--- Task material ---

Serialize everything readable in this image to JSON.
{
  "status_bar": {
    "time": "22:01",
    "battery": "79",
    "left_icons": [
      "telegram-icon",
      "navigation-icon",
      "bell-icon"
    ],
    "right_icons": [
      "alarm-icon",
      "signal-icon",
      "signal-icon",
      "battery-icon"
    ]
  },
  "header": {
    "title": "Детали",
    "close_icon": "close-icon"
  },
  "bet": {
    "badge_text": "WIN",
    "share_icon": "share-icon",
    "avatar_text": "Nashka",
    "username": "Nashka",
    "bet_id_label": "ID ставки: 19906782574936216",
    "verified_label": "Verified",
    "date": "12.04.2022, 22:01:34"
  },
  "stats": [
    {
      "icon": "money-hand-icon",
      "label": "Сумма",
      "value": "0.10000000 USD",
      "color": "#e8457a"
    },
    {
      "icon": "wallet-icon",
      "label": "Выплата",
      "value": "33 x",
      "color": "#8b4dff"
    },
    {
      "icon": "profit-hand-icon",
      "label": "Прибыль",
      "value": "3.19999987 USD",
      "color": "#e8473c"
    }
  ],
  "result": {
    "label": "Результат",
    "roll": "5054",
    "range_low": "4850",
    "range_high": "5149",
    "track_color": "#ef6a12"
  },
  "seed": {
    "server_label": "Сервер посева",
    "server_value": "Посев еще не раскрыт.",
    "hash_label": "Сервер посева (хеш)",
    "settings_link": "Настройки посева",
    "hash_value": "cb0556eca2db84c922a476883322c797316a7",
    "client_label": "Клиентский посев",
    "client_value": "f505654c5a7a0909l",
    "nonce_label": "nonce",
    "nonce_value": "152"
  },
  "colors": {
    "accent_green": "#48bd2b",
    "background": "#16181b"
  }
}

---

Type out the entries again, word for word.

Serialize everything readable in this image to JSON.
{
  "status_bar": {
    "time": "22:01",
    "battery": "79",
    "left_icons": [
      "telegram-icon",
      "navigation-icon",
      "bell-icon"
    ],
    "right_icons": [
      "alarm-icon",
      "signal-icon",
      "signal-icon",
      "battery-icon"
    ]
  },
  "header": {
    "title": "Детали",
    "close_icon": "close-icon"
  },
  "bet": {
    "badge_text": "WIN",
    "share_icon": "share-icon",
    "avatar_text": "Nashka",
    "username": "Nashka",
    "bet_id_label": "ID ставки: 19906782574936216",
    "verified_label": "Verified",
    "date": "12.04.2022, 22:01:34"
  },
  "stats": [
    {
      "icon": "money-hand-icon",
      "label": "Сумма",
      "value": "0.10000000 USD",
      "color": "#e8457a"
    },
    {
      "icon": "wallet-icon",
      "label": "Выплата",
      "value": "33 x",
      "color": "#8b4dff"
    },
    {
      "icon": "profit-hand-icon",
      "label": "Прибыль",
      "value": "3.19999987 USD",
      "color": "#e8473c"
    }
  ],
  "result": {
    "label": "Результат",
    "roll": "5054",
    "range_low": "4850",
    "range_high": "5149",
    "track_color": "#ef6a12"
  },
  "seed": {
    "server_label": "Сервер посева",
    "server_value": "Посев еще не раскрыт.",
    "hash_label": "Сервер посева (хеш)",
    "settings_link": "Настройки посева",
    "hash_value": "cb0556eca2db84c922a476883322c797316a7",
    "client_label": "Клиентский посев",
    "client_value": "f505654c5a7a0909l",
    "nonce_label": "nonce",
    "nonce_value": "152"
  },
  "colors": {
    "accent_green": "#48bd2b",
    "background": "#16181b"
  }
}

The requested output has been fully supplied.